### [WHAT THE TASK ASKS]
Reproduce all of the records exactly.

### [Items from a data source]
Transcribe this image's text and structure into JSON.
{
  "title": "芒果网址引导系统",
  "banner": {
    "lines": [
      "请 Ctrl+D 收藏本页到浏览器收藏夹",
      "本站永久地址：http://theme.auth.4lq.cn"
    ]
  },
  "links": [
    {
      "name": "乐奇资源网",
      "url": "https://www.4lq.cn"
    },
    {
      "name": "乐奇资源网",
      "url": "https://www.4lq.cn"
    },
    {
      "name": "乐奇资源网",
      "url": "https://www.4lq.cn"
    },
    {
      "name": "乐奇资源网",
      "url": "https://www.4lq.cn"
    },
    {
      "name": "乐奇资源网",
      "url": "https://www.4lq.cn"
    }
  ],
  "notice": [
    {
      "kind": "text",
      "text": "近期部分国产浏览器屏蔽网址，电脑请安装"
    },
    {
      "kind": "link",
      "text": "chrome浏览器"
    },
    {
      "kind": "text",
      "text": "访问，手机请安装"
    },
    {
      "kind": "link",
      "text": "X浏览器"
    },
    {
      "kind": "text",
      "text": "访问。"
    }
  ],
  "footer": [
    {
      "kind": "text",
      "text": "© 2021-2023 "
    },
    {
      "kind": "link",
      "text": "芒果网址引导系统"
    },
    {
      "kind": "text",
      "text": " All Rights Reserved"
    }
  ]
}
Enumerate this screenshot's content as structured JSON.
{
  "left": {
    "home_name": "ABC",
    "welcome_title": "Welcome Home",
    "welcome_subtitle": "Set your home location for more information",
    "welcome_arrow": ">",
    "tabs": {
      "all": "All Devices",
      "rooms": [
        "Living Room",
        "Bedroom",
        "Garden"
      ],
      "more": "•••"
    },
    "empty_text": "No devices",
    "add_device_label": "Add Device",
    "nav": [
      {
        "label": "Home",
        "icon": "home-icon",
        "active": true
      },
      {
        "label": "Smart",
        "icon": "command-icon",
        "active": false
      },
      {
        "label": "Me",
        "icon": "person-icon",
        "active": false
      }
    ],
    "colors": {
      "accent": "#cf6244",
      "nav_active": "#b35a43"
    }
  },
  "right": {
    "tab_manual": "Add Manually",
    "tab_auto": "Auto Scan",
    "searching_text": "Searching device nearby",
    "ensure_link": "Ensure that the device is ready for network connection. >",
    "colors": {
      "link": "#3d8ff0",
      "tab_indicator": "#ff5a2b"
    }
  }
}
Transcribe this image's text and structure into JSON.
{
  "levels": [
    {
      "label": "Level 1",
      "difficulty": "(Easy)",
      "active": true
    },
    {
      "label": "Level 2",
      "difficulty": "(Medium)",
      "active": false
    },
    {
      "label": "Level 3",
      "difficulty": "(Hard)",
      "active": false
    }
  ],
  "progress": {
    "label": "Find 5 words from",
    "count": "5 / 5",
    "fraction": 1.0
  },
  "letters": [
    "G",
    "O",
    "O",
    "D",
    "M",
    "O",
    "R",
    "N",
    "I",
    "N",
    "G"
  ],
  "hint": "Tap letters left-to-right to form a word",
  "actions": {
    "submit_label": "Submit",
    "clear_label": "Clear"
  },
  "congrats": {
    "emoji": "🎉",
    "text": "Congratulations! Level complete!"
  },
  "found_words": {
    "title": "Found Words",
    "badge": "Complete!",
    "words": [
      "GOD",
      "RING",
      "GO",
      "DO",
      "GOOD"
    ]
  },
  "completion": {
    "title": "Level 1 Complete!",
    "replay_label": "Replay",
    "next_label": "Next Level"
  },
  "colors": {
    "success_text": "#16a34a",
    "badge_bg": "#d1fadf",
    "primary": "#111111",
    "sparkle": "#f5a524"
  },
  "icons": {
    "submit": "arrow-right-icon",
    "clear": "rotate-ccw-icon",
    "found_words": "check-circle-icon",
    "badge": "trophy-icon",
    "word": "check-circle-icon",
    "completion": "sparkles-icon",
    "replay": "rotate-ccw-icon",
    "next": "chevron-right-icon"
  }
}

### [RESULT FOR THIS TASK]
Transcribe this image's text and structure into JSON.
{
  "title": "芒果网址引导系统",
  "banner": {
    "lines": [
      "请 Ctrl+D 收藏本页到浏览器收藏夹",
      "本站永久地址：http://theme.auth.4lq.cn"
    ]
  },
  "links": [
    {
      "name": "乐奇资源网",
      "url": "https://www.4lq.cn"
    },
    {
      "name": "乐奇资源网",
      "url": "https://www.4lq.cn"
    },
    {
      "name": "乐奇资源网",
      "url": "https://www.4lq.cn"
    },
    {
      "name": "乐奇资源网",
      "url": "https://www.4lq.cn"
    },
    {
      "name": "乐奇资源网",
      "url": "https://www.4lq.cn"
    }
  ],
  "notice": [
    {
      "kind": "text",
      "text": "近期部分国产浏览器屏蔽网址，电脑请安装"
    },
    {
      "kind": "link",
      "text": "chrome浏览器"
    },
    {
      "kind": "text",
      "text": "访问，手机请安装"
    },
    {
      "kind": "link",
      "text": "X浏览器"
    },
    {
      "kind": "text",
      "text": "访问。"
    }
  ],
  "footer": [
    {
      "kind": "text",
      "text": "© 2021-2023 "
    },
    {
      "kind": "link",
      "text": "芒果网址引导系统"
    },
    {
      "kind": "text",
      "text": " All Rights Reserved"
    }
  ]
}
Enumerate this screenshot's content as structured JSON.
{
  "left": {
    "home_name": "ABC",
    "welcome_title": "Welcome Home",
    "welcome_subtitle": "Set your home location for more information",
    "welcome_arrow": ">",
    "tabs": {
      "all": "All Devices",
      "rooms": [
        "Living Room",
        "Bedroom",
        "Garden"
      ],
      "more": "•••"
    },
    "empty_text": "No devices",
    "add_device_label": "Add Device",
    "nav": [
      {
        "label": "Home",
        "icon": "home-icon",
        "active": true
      },
      {
        "label": "Smart",
        "icon": "command-icon",
        "active": false
      },
      {
        "label": "Me",
        "icon": "person-icon",
        "active": false
      }
    ],
    "colors": {
      "accent": "#cf6244",
      "nav_active": "#b35a43"
    }
  },
  "right": {
    "tab_manual": "Add Manually",
    "tab_auto": "Auto Scan",
    "searching_text": "Searching device nearby",
    "ensure_link": "Ensure that the device is ready for network connection. >",
    "colors": {
      "link": "#3d8ff0",
      "tab_indicator": "#ff5a2b"
    }
  }
}
Transcribe this image's text and structure into JSON.
{
  "levels": [
    {
      "label": "Level 1",
      "difficulty": "(Easy)",
      "active": true
    },
    {
      "label": "Level 2",
      "difficulty": "(Medium)",
      "active": false
    },
    {
      "label": "Level 3",
      "difficulty": "(Hard)",
      "active": false
    }
  ],
  "progress": {
    "label": "Find 5 words from",
    "count": "5 / 5",
    "fraction": 1.0
  },
  "letters": [
    "G",
    "O",
    "O",
    "D",
    "M",
    "O",
    "R",
    "N",
    "I",
    "N",
    "G"
  ],
  "hint": "Tap letters left-to-right to form a word",
  "actions": {
    "submit_label": "Submit",
    "clear_label": "Clear"
  },
  "congrats": {
    "emoji": "🎉",
    "text": "Congratulations! Level complete!"
  },
  "found_words": {
    "title": "Found Words",
    "badge": "Complete!",
    "words": [
      "GOD",
      "RING",
      "GO",
      "DO",
      "GOOD"
    ]
  },
  "completion": {
    "title": "Level 1 Complete!",
    "replay_label": "Replay",
    "next_label": "Next Level"
  },
  "colors": {
    "success_text": "#16a34a",
    "badge_bg": "#d1fadf",
    "primary": "#111111",
    "sparkle": "#f5a524"
  },
  "icons": {
    "submit": "arrow-right-icon",
    "clear": "rotate-ccw-icon",
    "found_words": "check-circle-icon",
    "badge": "trophy-icon",
    "word": "check-circle-icon",
    "completion": "sparkles-icon",
    "replay": "rotate-ccw-icon",
    "next": "chevron-right-icon"
  }
}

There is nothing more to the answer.